##### MATERIAL PROVIDED
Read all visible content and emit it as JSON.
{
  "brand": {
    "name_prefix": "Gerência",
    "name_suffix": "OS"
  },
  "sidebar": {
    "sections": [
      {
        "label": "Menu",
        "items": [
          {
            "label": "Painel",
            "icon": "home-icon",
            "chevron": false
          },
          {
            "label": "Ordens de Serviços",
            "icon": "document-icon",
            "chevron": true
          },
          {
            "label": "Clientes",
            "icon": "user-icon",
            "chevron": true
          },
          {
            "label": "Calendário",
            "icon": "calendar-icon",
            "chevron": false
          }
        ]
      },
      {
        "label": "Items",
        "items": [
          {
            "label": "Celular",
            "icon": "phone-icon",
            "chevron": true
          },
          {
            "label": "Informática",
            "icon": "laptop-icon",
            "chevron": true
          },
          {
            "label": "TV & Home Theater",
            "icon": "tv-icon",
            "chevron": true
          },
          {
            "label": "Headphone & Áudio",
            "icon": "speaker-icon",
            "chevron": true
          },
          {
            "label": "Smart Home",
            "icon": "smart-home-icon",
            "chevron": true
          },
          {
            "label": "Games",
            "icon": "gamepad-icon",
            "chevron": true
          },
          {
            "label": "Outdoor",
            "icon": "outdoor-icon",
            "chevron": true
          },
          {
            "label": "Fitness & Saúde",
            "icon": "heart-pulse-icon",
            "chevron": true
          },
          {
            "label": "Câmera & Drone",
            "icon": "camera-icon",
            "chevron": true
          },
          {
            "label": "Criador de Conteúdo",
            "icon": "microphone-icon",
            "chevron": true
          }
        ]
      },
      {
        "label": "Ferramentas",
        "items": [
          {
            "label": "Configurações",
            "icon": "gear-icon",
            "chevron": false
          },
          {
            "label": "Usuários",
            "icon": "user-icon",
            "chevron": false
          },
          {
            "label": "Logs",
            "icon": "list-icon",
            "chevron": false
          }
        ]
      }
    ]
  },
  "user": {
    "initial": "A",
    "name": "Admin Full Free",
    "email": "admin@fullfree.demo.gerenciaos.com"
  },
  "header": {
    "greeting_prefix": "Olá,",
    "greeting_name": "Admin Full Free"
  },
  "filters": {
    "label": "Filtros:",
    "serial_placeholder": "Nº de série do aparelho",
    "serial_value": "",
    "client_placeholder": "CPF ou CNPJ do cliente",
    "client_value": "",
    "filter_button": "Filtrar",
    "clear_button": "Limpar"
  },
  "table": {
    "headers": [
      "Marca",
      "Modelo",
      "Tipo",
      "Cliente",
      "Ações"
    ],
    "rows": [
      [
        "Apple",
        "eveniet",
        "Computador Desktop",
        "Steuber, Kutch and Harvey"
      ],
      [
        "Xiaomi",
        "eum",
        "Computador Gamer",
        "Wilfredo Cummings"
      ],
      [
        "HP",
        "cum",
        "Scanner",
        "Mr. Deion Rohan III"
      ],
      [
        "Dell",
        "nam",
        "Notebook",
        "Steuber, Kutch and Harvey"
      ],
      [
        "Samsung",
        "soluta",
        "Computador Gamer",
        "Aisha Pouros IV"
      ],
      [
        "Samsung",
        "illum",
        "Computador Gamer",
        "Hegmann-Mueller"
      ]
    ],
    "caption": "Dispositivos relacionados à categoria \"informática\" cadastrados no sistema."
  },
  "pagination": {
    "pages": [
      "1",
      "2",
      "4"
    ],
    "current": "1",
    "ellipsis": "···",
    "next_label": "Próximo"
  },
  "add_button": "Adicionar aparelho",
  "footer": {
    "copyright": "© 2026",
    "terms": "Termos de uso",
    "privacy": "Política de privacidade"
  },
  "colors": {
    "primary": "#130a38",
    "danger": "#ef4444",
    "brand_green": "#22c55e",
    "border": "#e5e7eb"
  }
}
##########
# STATED EXERCISE
From the records above, extract every line exactly as it stands.

# FINAL ANSWER
Read all visible content and emit it as JSON.
{
  "brand": {
    "name_prefix": "Gerência",
    "name_suffix": "OS"
  },
  "sidebar": {
    "sections": [
      {
        "label": "Menu",
        "items": [
          {
            "label": "Painel",
            "icon": "home-icon",
            "chevron": false
          },
          {
            "label": "Ordens de Serviços",
            "icon": "document-icon",
            "chevron": true
          },
          {
            "label": "Clientes",
            "icon": "user-icon",
            "chevron": true
          },
          {
            "label": "Calendário",
            "icon": "calendar-icon",
            "chevron": false
          }
        ]
      },
      {
        "label": "Items",
        "items": [
          {
            "label": "Celular",
            "icon": "phone-icon",
            "chevron": true
          },
          {
            "label": "Informática",
            "icon": "laptop-icon",
            "chevron": true
          },
          {
            "label": "TV & Home Theater",
            "icon": "tv-icon",
            "chevron": true
          },
          {
            "label": "Headphone & Áudio",
            "icon": "speaker-icon",
            "chevron": true
          },
          {
            "label": "Smart Home",
            "icon": "smart-home-icon",
            "chevron": true
          },
          {
            "label": "Games",
            "icon": "gamepad-icon",
            "chevron": true
          },
          {
            "label": "Outdoor",
            "icon": "outdoor-icon",
            "chevron": true
          },
          {
            "label": "Fitness & Saúde",
            "icon": "heart-pulse-icon",
            "chevron": true
          },
          {
            "label": "Câmera & Drone",
            "icon": "camera-icon",
            "chevron": true
          },
          {
            "label": "Criador de Conteúdo",
            "icon": "microphone-icon",
            "chevron": true
          }
        ]
      },
      {
        "label": "Ferramentas",
        "items": [
          {
            "label": "Configurações",
            "icon": "gear-icon",
            "chevron": false
          },
          {
            "label": "Usuários",
            "icon": "user-icon",
            "chevron": false
          },
          {
            "label": "Logs",
            "icon": "list-icon",
            "chevron": false
          }
        ]
      }
    ]
  },
  "user": {
    "initial": "A",
    "name": "Admin Full Free",
    "email": "admin@fullfree.demo.gerenciaos.com"
  },
  "header": {
    "greeting_prefix": "Olá,",
    "greeting_name": "Admin Full Free"
  },
  "filters": {
    "label": "Filtros:",
    "serial_placeholder": "Nº de série do aparelho",
    "serial_value": "",
    "client_placeholder": "CPF ou CNPJ do cliente",
    "client_value": "",
    "filter_button": "Filtrar",
    "clear_button": "Limpar"
  },
  "table": {
    "headers": [
      "Marca",
      "Modelo",
      "Tipo",
      "Cliente",
      "Ações"
    ],
    "rows": [
      [
        "Apple",
        "eveniet",
        "Computador Desktop",
        "Steuber, Kutch and Harvey"
      ],
      [
        "Xiaomi",
        "eum",
        "Computador Gamer",
        "Wilfredo Cummings"
      ],
      [
        "HP",
        "cum",
        "Scanner",
        "Mr. Deion Rohan III"
      ],
      [
        "Dell",
        "nam",
        "Notebook",
        "Steuber, Kutch and Harvey"
      ],
      [
        "Samsung",
        "soluta",
        "Computador Gamer",
        "Aisha Pouros IV"
      ],
      [
        "Samsung",
        "illum",
        "Computador Gamer",
        "Hegmann-Mueller"
      ]
    ],
    "caption": "Dispositivos relacionados à categoria \"informática\" cadastrados no sistema."
  },
  "pagination": {
    "pages": [
      "1",
      "2",
      "4"
    ],
    "current": "1",
    "ellipsis": "···",
    "next_label": "Próximo"
  },
  "add_button": "Adicionar aparelho",
  "footer": {
    "copyright": "© 2026",
    "terms": "Termos de uso",
    "privacy": "Política de privacidade"
  },
  "colors": {
    "primary": "#130a38",
    "danger": "#ef4444",
    "brand_green": "#22c55e",
    "border": "#e5e7eb"
  }
}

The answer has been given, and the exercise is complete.